[start Entries supplied]
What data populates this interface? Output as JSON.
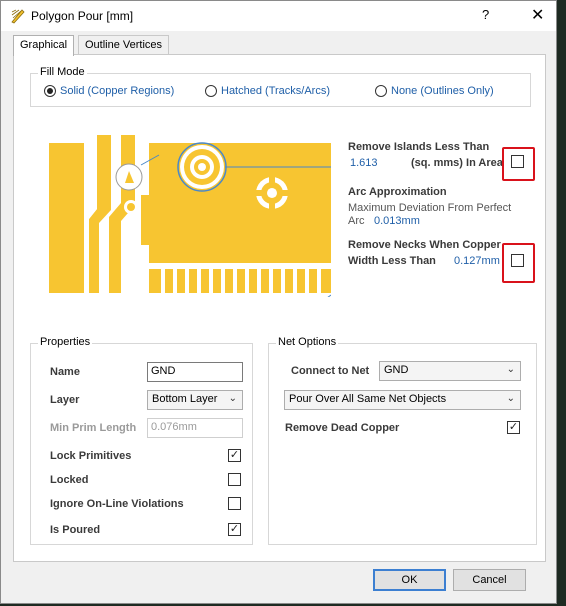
{
  "window": {
    "title": "Polygon Pour [mm]",
    "help": "?",
    "close": "✕"
  },
  "tabs": [
    {
      "label": "Graphical",
      "active": true
    },
    {
      "label": "Outline Vertices",
      "active": false
    }
  ],
  "fill_mode": {
    "title": "Fill Mode",
    "options": [
      {
        "label": "Solid (Copper Regions)",
        "selected": true
      },
      {
        "label": "Hatched (Tracks/Arcs)",
        "selected": false
      },
      {
        "label": "None (Outlines Only)",
        "selected": false
      }
    ]
  },
  "preview": {
    "remove_islands": {
      "title": "Remove Islands Less Than",
      "value": "1.613",
      "unit": "(sq. mms) In Area",
      "checked": false
    },
    "arc_approx": {
      "title": "Arc Approximation",
      "desc": "Maximum Deviation From Perfect",
      "arc_label": "Arc",
      "value": "0.013mm"
    },
    "remove_necks": {
      "title": "Remove Necks When Copper",
      "width_label": "Width Less Than",
      "value": "0.127mm",
      "checked": false
    }
  },
  "properties": {
    "title": "Properties",
    "name_label": "Name",
    "name_value": "GND",
    "layer_label": "Layer",
    "layer_value": "Bottom Layer",
    "min_prim_label": "Min Prim Length",
    "min_prim_value": "0.076mm",
    "checks": [
      {
        "label": "Lock Primitives",
        "checked": true
      },
      {
        "label": "Locked",
        "checked": false
      },
      {
        "label": "Ignore On-Line Violations",
        "checked": false
      },
      {
        "label": "Is Poured",
        "checked": true
      }
    ]
  },
  "net_options": {
    "title": "Net Options",
    "connect_label": "Connect to Net",
    "connect_value": "GND",
    "pour_over_value": "Pour Over All Same Net Objects",
    "remove_dead_label": "Remove Dead Copper",
    "remove_dead_checked": true
  },
  "footer": {
    "ok": "OK",
    "cancel": "Cancel"
  },
  "colors": {
    "copper": "#f7c531",
    "highlight": "#d9121b",
    "link": "#1f5fa8"
  }
}
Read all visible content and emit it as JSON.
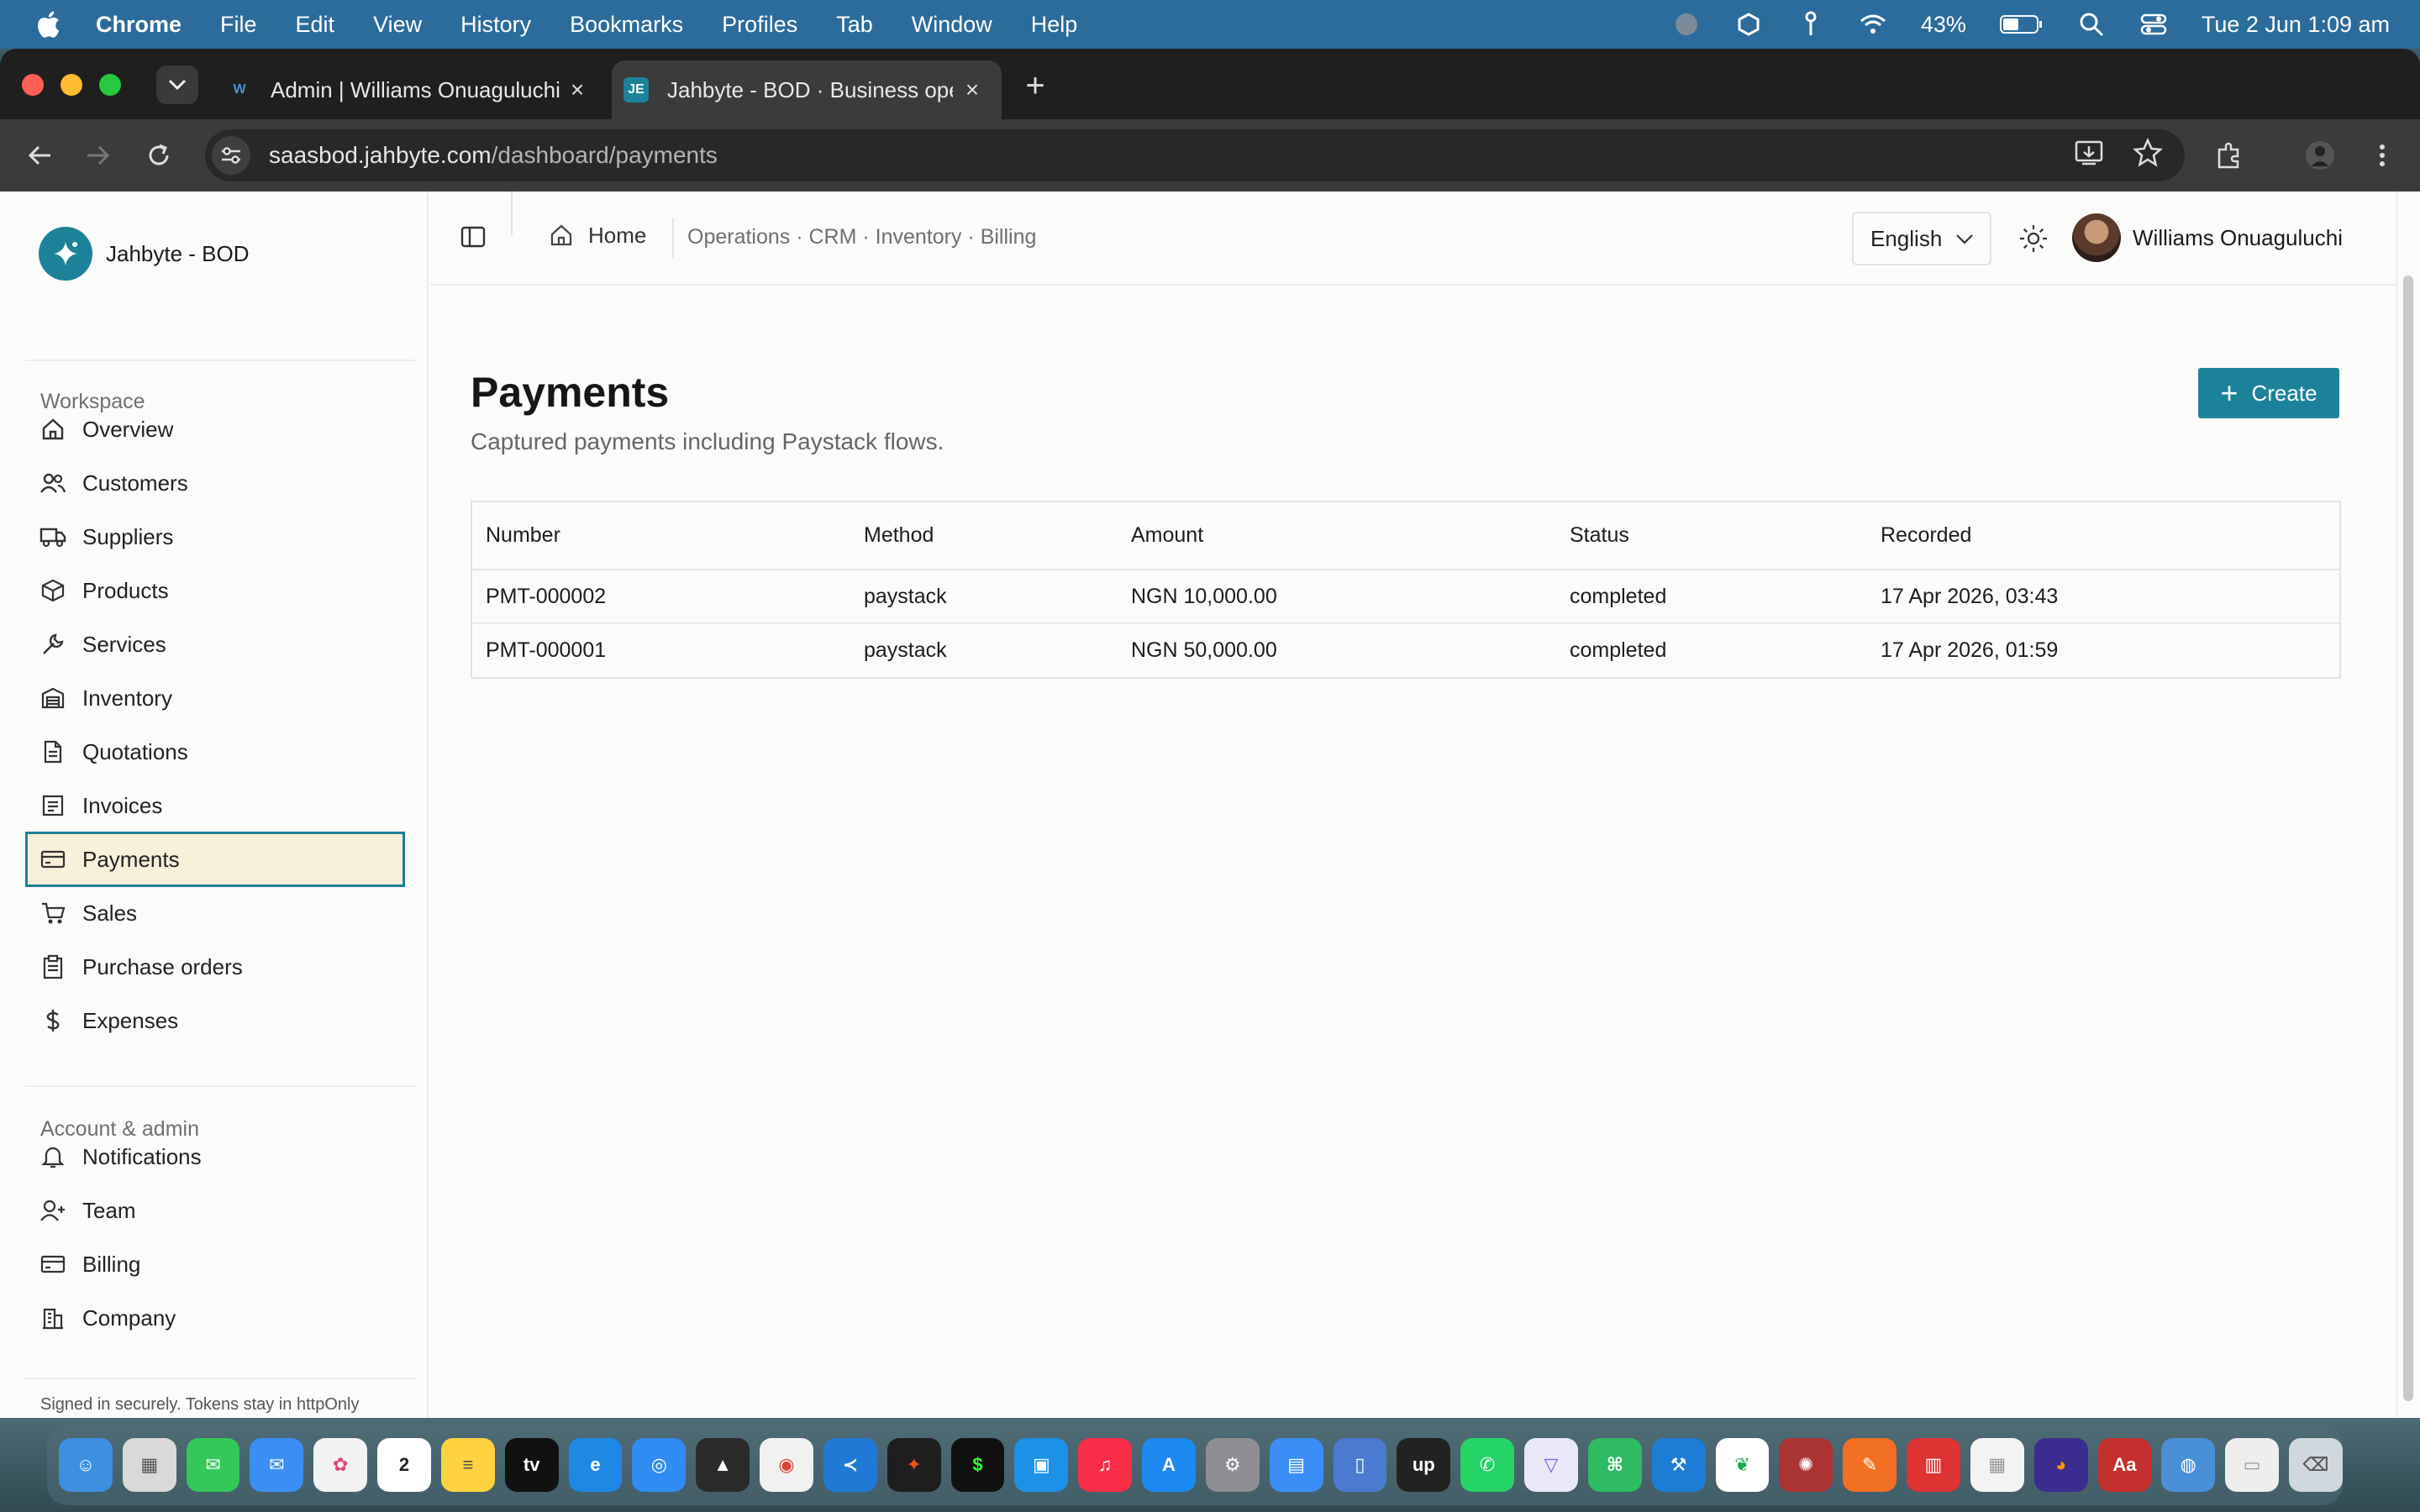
{
  "menubar": {
    "app_name": "Chrome",
    "items": [
      "File",
      "Edit",
      "View",
      "History",
      "Bookmarks",
      "Profiles",
      "Tab",
      "Window",
      "Help"
    ],
    "battery": "43%",
    "datetime": "Tue 2 Jun  1:09 am"
  },
  "browser": {
    "tabs": [
      {
        "title": "Admin | Williams Onuaguluchi",
        "favicon": "W",
        "active": false
      },
      {
        "title": "Jahbyte - BOD · Business ope",
        "favicon": "JE",
        "active": true
      }
    ],
    "url_host": "saasbod.jahbyte.com",
    "url_path": "/dashboard/payments"
  },
  "sidebar": {
    "brand": "Jahbyte - BOD",
    "workspace_label": "Workspace",
    "workspace_items": [
      {
        "label": "Overview",
        "icon": "home-icon"
      },
      {
        "label": "Customers",
        "icon": "users-icon"
      },
      {
        "label": "Suppliers",
        "icon": "truck-icon"
      },
      {
        "label": "Products",
        "icon": "package-icon"
      },
      {
        "label": "Services",
        "icon": "wrench-icon"
      },
      {
        "label": "Inventory",
        "icon": "warehouse-icon"
      },
      {
        "label": "Quotations",
        "icon": "document-icon"
      },
      {
        "label": "Invoices",
        "icon": "receipt-icon"
      },
      {
        "label": "Payments",
        "icon": "credit-card-icon",
        "active": true
      },
      {
        "label": "Sales",
        "icon": "cart-icon"
      },
      {
        "label": "Purchase orders",
        "icon": "clipboard-icon"
      },
      {
        "label": "Expenses",
        "icon": "dollar-icon"
      }
    ],
    "admin_label": "Account & admin",
    "admin_items": [
      {
        "label": "Notifications",
        "icon": "bell-icon"
      },
      {
        "label": "Team",
        "icon": "user-plus-icon"
      },
      {
        "label": "Billing",
        "icon": "card-icon"
      },
      {
        "label": "Company",
        "icon": "building-icon"
      }
    ],
    "footer": "Signed in securely. Tokens stay in httpOnly cookies."
  },
  "header": {
    "home": "Home",
    "breadcrumb": "Operations · CRM · Inventory · Billing",
    "language": "English",
    "user_name": "Williams Onuaguluchi"
  },
  "main": {
    "title": "Payments",
    "subtitle": "Captured payments including Paystack flows.",
    "create_label": "Create",
    "columns": [
      "Number",
      "Method",
      "Amount",
      "Status",
      "Recorded"
    ],
    "rows": [
      [
        "PMT-000002",
        "paystack",
        "NGN 10,000.00",
        "completed",
        "17 Apr 2026, 03:43"
      ],
      [
        "PMT-000001",
        "paystack",
        "NGN 50,000.00",
        "completed",
        "17 Apr 2026, 01:59"
      ]
    ]
  },
  "colors": {
    "accent": "#1b8299",
    "active_bg": "#f8f0d8",
    "menubar": "#2b6c9c"
  }
}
[end Entries supplied]
__Written instruction__:
From the listing above, pick out every line containing "Williams".

__Solution for this exercise__:
        "title": "Admin | Williams Onuaguluchi",
    "user_name": "Williams Onuaguluchi"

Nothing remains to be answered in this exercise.